**DATA:**
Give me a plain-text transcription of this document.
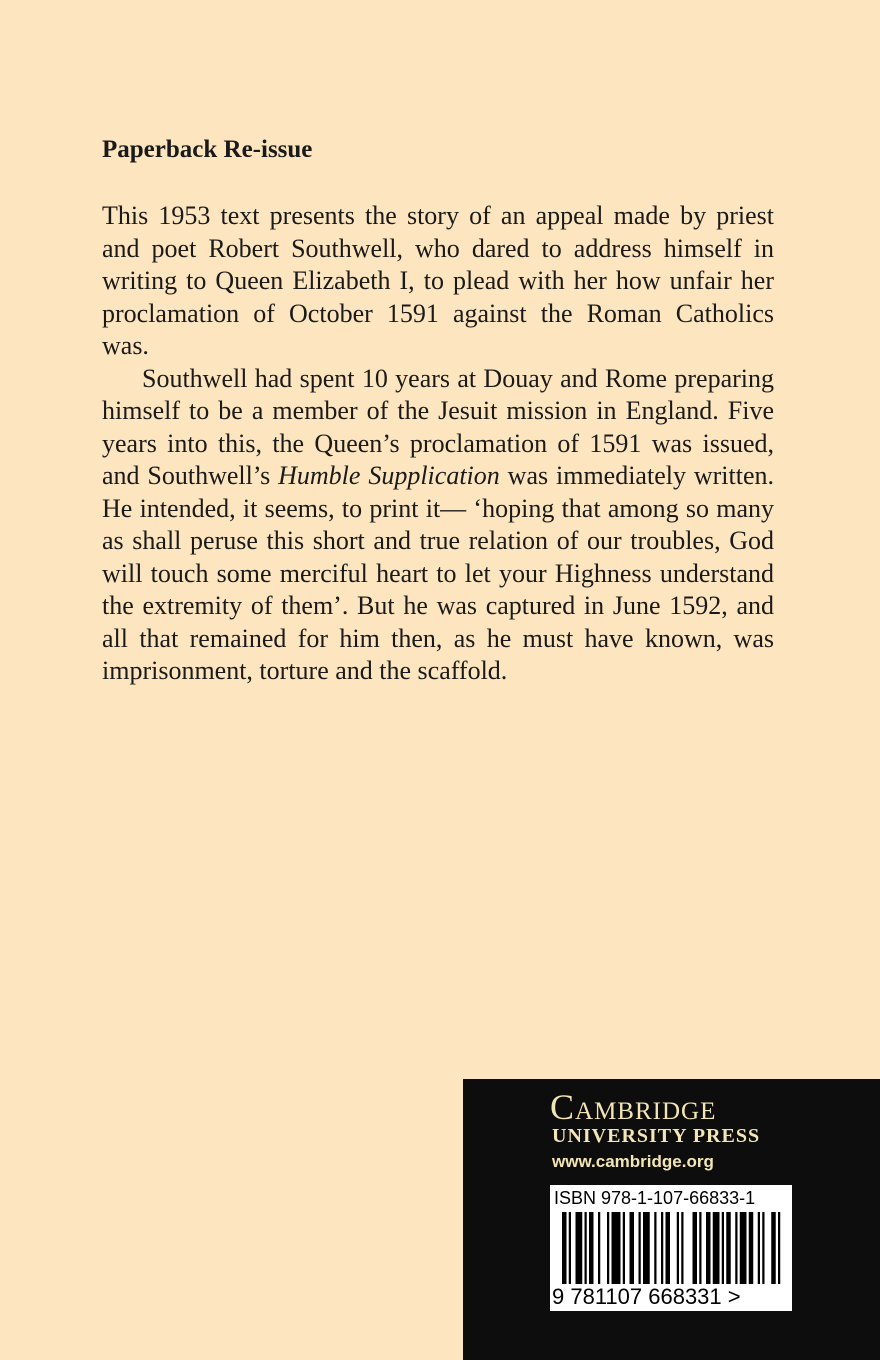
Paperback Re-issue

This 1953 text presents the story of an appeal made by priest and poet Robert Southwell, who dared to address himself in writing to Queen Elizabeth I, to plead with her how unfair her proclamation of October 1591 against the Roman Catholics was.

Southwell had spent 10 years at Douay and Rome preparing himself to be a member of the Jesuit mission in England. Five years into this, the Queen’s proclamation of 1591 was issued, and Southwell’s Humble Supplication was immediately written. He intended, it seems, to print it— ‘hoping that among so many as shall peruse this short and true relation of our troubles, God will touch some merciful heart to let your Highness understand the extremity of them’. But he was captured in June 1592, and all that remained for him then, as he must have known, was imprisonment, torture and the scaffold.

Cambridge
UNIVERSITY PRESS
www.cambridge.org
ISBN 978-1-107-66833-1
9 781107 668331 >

* * *

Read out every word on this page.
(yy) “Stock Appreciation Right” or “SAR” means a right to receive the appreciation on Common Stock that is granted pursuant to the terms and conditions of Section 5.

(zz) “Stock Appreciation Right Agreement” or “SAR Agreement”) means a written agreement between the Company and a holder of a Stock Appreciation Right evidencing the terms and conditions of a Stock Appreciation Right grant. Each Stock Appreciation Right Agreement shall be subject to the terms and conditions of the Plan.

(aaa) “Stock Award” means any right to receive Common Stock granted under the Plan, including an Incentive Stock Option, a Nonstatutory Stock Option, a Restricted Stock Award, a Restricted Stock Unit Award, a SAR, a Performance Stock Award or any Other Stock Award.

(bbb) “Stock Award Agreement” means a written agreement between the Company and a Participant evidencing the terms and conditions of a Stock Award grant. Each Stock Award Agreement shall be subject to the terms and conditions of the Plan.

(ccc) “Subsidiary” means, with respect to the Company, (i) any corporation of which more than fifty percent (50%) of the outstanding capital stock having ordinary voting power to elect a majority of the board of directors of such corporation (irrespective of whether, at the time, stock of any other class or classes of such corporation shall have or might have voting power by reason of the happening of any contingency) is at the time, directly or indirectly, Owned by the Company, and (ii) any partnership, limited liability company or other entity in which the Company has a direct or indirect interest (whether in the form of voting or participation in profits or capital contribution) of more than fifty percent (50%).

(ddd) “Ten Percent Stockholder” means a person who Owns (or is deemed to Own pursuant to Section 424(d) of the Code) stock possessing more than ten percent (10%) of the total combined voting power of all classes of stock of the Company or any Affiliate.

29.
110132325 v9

**WHAT THE TASK REQUIRES:** Look for "written" and pull out every line that has it.

**RESPONSE:**
Southwell had spent 10 years at Douay and Rome preparing himself to be a member of the Jesuit mission in England. Five years into this, the Queen’s proclamation of 1591 was issued, and Southwell’s Humble Supplication was immediately written. He intended, it seems, to print it— ‘hoping that among so many as shall peruse this short and true relation of our troubles, God will touch some merciful heart to let your Highness understand the extremity of them’. But he was captured in June 1592, and all that remained for him then, as he must have known, was imprisonment, torture and the scaffold.
(zz) “Stock Appreciation Right Agreement” or “SAR Agreement”) means a written agreement between the Company and a holder of a Stock Appreciation Right evidencing the terms and conditions of a Stock Appreciation Right grant. Each Stock Appreciation Right Agreement shall be subject to the terms and conditions of the Plan.
(bbb) “Stock Award Agreement” means a written agreement between the Company and a Participant evidencing the terms and conditions of a Stock Award grant. Each Stock Award Agreement shall be subject to the terms and conditions of the Plan.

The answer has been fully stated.